───── RECORD EXTRACTS

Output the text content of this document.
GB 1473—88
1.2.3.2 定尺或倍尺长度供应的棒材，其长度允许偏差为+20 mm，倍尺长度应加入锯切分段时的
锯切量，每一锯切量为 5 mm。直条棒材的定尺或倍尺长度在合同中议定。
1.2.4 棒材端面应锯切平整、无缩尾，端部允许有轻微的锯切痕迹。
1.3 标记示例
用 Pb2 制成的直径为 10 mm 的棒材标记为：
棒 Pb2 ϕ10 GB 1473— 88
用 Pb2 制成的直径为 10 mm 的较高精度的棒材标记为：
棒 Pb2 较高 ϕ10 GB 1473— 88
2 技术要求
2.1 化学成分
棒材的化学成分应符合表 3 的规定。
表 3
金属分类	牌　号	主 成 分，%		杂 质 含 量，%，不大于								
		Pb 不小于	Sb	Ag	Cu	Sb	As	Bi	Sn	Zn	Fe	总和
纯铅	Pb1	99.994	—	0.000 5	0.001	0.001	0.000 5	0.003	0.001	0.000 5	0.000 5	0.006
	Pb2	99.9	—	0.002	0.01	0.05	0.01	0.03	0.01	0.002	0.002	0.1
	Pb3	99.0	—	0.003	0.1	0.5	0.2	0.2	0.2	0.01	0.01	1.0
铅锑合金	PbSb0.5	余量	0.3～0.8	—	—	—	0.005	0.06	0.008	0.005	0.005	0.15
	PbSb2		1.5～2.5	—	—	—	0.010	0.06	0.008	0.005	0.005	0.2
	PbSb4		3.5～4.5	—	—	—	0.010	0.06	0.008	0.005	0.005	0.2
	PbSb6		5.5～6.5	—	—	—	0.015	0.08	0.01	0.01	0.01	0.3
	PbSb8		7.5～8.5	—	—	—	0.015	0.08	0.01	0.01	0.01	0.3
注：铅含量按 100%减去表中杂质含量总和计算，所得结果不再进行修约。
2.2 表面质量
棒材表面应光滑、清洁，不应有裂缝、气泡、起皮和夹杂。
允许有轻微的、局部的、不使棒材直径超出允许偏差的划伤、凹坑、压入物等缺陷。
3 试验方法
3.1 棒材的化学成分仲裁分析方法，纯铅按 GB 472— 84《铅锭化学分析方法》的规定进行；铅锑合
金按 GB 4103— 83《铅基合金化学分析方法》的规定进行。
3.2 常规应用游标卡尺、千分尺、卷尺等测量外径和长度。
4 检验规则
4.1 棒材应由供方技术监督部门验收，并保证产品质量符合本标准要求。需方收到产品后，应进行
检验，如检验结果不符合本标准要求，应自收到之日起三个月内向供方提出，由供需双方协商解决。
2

──────────

▸ **WRITTEN REQUEST**:
Nothing should be left out: repeat all of the data exactly.

▸ **WRITTEN REPLY**:
Output the text content of this document.
GB 1473—88
1.2.3.2 定尺或倍尺长度供应的棒材，其长度允许偏差为+20 mm，倍尺长度应加入锯切分段时的
锯切量，每一锯切量为 5 mm。直条棒材的定尺或倍尺长度在合同中议定。
1.2.4 棒材端面应锯切平整、无缩尾，端部允许有轻微的锯切痕迹。
1.3 标记示例
用 Pb2 制成的直径为 10 mm 的棒材标记为：
棒 Pb2 ϕ10 GB 1473— 88
用 Pb2 制成的直径为 10 mm 的较高精度的棒材标记为：
棒 Pb2 较高 ϕ10 GB 1473— 88
2 技术要求
2.1 化学成分
棒材的化学成分应符合表 3 的规定。
表 3
金属分类	牌　号	主 成 分，%		杂 质 含 量，%，不大于								
		Pb 不小于	Sb	Ag	Cu	Sb	As	Bi	Sn	Zn	Fe	总和
纯铅	Pb1	99.994	—	0.000 5	0.001	0.001	0.000 5	0.003	0.001	0.000 5	0.000 5	0.006
	Pb2	99.9	—	0.002	0.01	0.05	0.01	0.03	0.01	0.002	0.002	0.1
	Pb3	99.0	—	0.003	0.1	0.5	0.2	0.2	0.2	0.01	0.01	1.0
铅锑合金	PbSb0.5	余量	0.3～0.8	—	—	—	0.005	0.06	0.008	0.005	0.005	0.15
	PbSb2		1.5～2.5	—	—	—	0.010	0.06	0.008	0.005	0.005	0.2
	PbSb4		3.5～4.5	—	—	—	0.010	0.06	0.008	0.005	0.005	0.2
	PbSb6		5.5～6.5	—	—	—	0.015	0.08	0.01	0.01	0.01	0.3
	PbSb8		7.5～8.5	—	—	—	0.015	0.08	0.01	0.01	0.01	0.3
注：铅含量按 100%减去表中杂质含量总和计算，所得结果不再进行修约。
2.2 表面质量
棒材表面应光滑、清洁，不应有裂缝、气泡、起皮和夹杂。
允许有轻微的、局部的、不使棒材直径超出允许偏差的划伤、凹坑、压入物等缺陷。
3 试验方法
3.1 棒材的化学成分仲裁分析方法，纯铅按 GB 472— 84《铅锭化学分析方法》的规定进行；铅锑合
金按 GB 4103— 83《铅基合金化学分析方法》的规定进行。
3.2 常规应用游标卡尺、千分尺、卷尺等测量外径和长度。
4 检验规则
4.1 棒材应由供方技术监督部门验收，并保证产品质量符合本标准要求。需方收到产品后，应进行
检验，如检验结果不符合本标准要求，应自收到之日起三个月内向供方提出，由供需双方协商解决。
2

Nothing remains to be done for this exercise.